WHAT NEEDS TO BE DONE
The listing beneath should be written out in full, exactly as shown.

╭─ ROWS

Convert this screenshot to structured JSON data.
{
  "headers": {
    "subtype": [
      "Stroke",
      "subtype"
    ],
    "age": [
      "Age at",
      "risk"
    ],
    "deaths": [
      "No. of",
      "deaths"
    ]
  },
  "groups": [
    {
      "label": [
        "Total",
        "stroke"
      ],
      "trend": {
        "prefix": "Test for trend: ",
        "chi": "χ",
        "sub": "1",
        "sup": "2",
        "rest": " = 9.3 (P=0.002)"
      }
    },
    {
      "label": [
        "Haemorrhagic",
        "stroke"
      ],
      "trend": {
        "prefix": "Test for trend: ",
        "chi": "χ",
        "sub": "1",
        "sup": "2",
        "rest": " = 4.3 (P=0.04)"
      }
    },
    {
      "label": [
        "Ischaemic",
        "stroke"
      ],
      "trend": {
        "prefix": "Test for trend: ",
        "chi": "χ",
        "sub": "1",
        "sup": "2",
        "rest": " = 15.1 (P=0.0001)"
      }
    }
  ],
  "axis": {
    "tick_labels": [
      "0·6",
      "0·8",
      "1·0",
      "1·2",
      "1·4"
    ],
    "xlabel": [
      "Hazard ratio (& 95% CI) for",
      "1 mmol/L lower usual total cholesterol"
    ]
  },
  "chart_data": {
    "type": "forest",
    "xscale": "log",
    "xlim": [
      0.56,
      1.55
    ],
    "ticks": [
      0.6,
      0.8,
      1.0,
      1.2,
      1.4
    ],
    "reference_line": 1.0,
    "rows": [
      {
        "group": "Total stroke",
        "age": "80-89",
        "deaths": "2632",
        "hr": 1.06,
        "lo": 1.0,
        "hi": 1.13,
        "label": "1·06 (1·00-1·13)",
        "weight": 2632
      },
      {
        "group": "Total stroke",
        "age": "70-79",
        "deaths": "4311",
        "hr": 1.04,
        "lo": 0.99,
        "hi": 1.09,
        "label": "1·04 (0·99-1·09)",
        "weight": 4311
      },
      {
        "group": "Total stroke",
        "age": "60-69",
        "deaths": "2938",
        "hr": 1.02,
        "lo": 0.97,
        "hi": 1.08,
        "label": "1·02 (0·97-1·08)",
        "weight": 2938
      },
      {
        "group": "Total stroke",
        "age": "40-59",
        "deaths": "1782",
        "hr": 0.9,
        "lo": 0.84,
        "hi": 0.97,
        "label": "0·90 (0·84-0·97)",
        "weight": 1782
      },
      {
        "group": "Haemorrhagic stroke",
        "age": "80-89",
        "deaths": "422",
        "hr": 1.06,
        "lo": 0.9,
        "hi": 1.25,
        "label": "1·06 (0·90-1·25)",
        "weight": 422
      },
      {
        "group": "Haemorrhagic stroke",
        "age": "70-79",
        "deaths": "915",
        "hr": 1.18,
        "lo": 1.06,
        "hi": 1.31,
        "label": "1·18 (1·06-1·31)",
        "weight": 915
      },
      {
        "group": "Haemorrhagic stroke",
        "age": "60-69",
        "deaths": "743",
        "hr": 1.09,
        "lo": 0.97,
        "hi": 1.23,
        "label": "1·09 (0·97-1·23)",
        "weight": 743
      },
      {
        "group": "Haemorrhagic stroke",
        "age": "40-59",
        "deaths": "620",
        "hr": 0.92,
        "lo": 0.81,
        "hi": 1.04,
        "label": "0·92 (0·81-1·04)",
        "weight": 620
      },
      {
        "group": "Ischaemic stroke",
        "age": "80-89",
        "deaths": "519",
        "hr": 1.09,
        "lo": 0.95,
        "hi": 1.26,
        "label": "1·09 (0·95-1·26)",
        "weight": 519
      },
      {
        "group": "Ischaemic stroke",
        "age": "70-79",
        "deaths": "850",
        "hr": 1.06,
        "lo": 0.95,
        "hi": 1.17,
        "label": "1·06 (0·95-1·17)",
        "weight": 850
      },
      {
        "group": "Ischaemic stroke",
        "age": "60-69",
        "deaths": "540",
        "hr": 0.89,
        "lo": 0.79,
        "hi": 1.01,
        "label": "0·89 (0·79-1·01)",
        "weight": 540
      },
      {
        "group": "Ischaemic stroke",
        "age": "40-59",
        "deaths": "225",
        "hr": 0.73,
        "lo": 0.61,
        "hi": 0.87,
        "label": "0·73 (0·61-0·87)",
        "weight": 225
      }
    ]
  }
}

╰─

WORKED SOLUTION
Convert this screenshot to structured JSON data.
{
  "headers": {
    "subtype": [
      "Stroke",
      "subtype"
    ],
    "age": [
      "Age at",
      "risk"
    ],
    "deaths": [
      "No. of",
      "deaths"
    ]
  },
  "groups": [
    {
      "label": [
        "Total",
        "stroke"
      ],
      "trend": {
        "prefix": "Test for trend: ",
        "chi": "χ",
        "sub": "1",
        "sup": "2",
        "rest": " = 9.3 (P=0.002)"
      }
    },
    {
      "label": [
        "Haemorrhagic",
        "stroke"
      ],
      "trend": {
        "prefix": "Test for trend: ",
        "chi": "χ",
        "sub": "1",
        "sup": "2",
        "rest": " = 4.3 (P=0.04)"
      }
    },
    {
      "label": [
        "Ischaemic",
        "stroke"
      ],
      "trend": {
        "prefix": "Test for trend: ",
        "chi": "χ",
        "sub": "1",
        "sup": "2",
        "rest": " = 15.1 (P=0.0001)"
      }
    }
  ],
  "axis": {
    "tick_labels": [
      "0·6",
      "0·8",
      "1·0",
      "1·2",
      "1·4"
    ],
    "xlabel": [
      "Hazard ratio (& 95% CI) for",
      "1 mmol/L lower usual total cholesterol"
    ]
  },
  "chart_data": {
    "type": "forest",
    "xscale": "log",
    "xlim": [
      0.56,
      1.55
    ],
    "ticks": [
      0.6,
      0.8,
      1.0,
      1.2,
      1.4
    ],
    "reference_line": 1.0,
    "rows": [
      {
        "group": "Total stroke",
        "age": "80-89",
        "deaths": "2632",
        "hr": 1.06,
        "lo": 1.0,
        "hi": 1.13,
        "label": "1·06 (1·00-1·13)",
        "weight": 2632
      },
      {
        "group": "Total stroke",
        "age": "70-79",
        "deaths": "4311",
        "hr": 1.04,
        "lo": 0.99,
        "hi": 1.09,
        "label": "1·04 (0·99-1·09)",
        "weight": 4311
      },
      {
        "group": "Total stroke",
        "age": "60-69",
        "deaths": "2938",
        "hr": 1.02,
        "lo": 0.97,
        "hi": 1.08,
        "label": "1·02 (0·97-1·08)",
        "weight": 2938
      },
      {
        "group": "Total stroke",
        "age": "40-59",
        "deaths": "1782",
        "hr": 0.9,
        "lo": 0.84,
        "hi": 0.97,
        "label": "0·90 (0·84-0·97)",
        "weight": 1782
      },
      {
        "group": "Haemorrhagic stroke",
        "age": "80-89",
        "deaths": "422",
        "hr": 1.06,
        "lo": 0.9,
        "hi": 1.25,
        "label": "1·06 (0·90-1·25)",
        "weight": 422
      },
      {
        "group": "Haemorrhagic stroke",
        "age": "70-79",
        "deaths": "915",
        "hr": 1.18,
        "lo": 1.06,
        "hi": 1.31,
        "label": "1·18 (1·06-1·31)",
        "weight": 915
      },
      {
        "group": "Haemorrhagic stroke",
        "age": "60-69",
        "deaths": "743",
        "hr": 1.09,
        "lo": 0.97,
        "hi": 1.23,
        "label": "1·09 (0·97-1·23)",
        "weight": 743
      },
      {
        "group": "Haemorrhagic stroke",
        "age": "40-59",
        "deaths": "620",
        "hr": 0.92,
        "lo": 0.81,
        "hi": 1.04,
        "label": "0·92 (0·81-1·04)",
        "weight": 620
      },
      {
        "group": "Ischaemic stroke",
        "age": "80-89",
        "deaths": "519",
        "hr": 1.09,
        "lo": 0.95,
        "hi": 1.26,
        "label": "1·09 (0·95-1·26)",
        "weight": 519
      },
      {
        "group": "Ischaemic stroke",
        "age": "70-79",
        "deaths": "850",
        "hr": 1.06,
        "lo": 0.95,
        "hi": 1.17,
        "label": "1·06 (0·95-1·17)",
        "weight": 850
      },
      {
        "group": "Ischaemic stroke",
        "age": "60-69",
        "deaths": "540",
        "hr": 0.89,
        "lo": 0.79,
        "hi": 1.01,
        "label": "0·89 (0·79-1·01)",
        "weight": 540
      },
      {
        "group": "Ischaemic stroke",
        "age": "40-59",
        "deaths": "225",
        "hr": 0.73,
        "lo": 0.61,
        "hi": 0.87,
        "label": "0·73 (0·61-0·87)",
        "weight": 225
      }
    ]
  }
}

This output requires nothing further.